▶ **Stated problem**
Read the lines that follow and pick out every one containing the word "days".

▶ **Extracted information**
-- START --
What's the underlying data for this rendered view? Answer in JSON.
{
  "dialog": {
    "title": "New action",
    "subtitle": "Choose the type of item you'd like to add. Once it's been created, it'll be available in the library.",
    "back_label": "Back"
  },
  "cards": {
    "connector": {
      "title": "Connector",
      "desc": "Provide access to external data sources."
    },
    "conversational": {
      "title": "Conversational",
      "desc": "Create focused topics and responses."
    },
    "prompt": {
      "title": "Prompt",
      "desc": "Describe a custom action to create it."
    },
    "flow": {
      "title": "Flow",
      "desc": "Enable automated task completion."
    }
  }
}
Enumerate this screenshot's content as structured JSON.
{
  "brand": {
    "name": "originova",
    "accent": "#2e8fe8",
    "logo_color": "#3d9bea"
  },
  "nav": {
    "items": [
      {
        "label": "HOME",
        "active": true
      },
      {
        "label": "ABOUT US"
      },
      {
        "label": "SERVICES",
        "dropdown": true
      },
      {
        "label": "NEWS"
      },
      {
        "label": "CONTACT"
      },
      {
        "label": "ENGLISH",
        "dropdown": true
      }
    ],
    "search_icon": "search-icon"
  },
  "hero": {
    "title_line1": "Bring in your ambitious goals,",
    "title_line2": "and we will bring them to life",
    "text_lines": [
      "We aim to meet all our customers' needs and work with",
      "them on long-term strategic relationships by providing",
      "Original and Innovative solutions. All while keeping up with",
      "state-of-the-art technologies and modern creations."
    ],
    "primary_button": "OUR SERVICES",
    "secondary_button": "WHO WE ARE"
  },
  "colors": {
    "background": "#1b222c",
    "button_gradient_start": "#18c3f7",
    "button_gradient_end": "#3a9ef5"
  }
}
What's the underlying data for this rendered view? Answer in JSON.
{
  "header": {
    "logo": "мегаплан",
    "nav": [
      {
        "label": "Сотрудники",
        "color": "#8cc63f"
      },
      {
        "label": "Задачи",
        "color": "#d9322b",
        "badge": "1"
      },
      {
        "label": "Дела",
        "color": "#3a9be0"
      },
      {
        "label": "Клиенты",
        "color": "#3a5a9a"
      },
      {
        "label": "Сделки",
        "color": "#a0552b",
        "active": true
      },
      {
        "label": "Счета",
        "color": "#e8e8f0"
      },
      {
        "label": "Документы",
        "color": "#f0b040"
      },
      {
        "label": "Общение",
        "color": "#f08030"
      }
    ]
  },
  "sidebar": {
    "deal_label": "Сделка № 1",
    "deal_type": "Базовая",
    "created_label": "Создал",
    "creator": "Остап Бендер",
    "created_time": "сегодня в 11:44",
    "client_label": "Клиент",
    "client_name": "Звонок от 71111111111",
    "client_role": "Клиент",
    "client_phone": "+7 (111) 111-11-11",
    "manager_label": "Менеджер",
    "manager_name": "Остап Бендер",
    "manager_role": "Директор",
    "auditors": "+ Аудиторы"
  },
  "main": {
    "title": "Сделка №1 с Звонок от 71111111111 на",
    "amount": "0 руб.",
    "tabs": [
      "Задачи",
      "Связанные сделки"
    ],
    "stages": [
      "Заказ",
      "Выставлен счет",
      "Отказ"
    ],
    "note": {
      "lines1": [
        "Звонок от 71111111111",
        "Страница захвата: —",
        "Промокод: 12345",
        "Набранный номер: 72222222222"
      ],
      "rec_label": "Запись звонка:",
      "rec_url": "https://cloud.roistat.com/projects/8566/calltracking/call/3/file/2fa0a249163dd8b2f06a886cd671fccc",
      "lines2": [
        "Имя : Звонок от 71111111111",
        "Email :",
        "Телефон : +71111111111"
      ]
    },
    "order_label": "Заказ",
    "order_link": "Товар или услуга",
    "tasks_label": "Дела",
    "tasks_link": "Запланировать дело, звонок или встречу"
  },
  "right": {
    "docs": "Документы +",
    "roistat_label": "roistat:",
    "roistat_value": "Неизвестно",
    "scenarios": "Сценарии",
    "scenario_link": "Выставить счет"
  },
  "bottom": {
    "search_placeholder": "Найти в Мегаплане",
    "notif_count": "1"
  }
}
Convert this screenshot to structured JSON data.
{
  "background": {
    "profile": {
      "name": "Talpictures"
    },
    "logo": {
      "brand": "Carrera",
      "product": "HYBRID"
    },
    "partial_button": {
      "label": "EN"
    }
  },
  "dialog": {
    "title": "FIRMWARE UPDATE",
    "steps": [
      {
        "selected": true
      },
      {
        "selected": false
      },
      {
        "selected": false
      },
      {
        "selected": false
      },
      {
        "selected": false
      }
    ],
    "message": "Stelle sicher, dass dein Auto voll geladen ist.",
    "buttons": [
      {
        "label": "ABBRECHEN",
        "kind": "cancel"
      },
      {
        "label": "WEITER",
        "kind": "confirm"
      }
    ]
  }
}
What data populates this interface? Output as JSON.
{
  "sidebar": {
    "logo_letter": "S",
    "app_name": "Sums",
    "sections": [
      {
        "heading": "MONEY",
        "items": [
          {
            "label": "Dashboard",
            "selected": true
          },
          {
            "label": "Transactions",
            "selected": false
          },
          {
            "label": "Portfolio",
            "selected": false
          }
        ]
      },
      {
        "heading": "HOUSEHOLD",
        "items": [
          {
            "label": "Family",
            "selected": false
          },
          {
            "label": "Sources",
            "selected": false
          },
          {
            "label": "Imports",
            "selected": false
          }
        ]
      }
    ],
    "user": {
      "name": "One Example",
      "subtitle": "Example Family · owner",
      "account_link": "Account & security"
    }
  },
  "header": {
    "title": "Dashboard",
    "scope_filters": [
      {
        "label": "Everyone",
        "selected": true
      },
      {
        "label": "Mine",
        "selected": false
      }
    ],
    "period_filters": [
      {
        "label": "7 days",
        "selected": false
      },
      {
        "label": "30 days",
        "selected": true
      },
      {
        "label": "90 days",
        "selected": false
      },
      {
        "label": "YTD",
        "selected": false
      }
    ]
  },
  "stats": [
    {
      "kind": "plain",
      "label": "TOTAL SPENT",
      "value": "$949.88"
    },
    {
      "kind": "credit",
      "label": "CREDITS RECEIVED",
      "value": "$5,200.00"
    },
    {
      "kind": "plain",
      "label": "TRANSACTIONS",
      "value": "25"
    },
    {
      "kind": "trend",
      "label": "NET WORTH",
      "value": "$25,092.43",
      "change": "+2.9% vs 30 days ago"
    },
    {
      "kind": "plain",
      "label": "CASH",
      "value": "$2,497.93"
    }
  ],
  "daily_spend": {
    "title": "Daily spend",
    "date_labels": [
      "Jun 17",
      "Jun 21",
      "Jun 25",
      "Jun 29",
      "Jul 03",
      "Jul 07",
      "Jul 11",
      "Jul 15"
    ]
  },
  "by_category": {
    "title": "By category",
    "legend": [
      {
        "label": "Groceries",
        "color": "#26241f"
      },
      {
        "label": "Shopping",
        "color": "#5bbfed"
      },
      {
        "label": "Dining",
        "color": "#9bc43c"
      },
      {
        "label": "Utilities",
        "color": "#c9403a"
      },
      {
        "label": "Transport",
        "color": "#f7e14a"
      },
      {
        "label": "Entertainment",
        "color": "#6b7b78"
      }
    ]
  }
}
-- END --
▶ **Result of this exercise**
        "label": "7 days",
        "label": "30 days",
        "label": "90 days",
      "change": "+2.9% vs 30 days ago"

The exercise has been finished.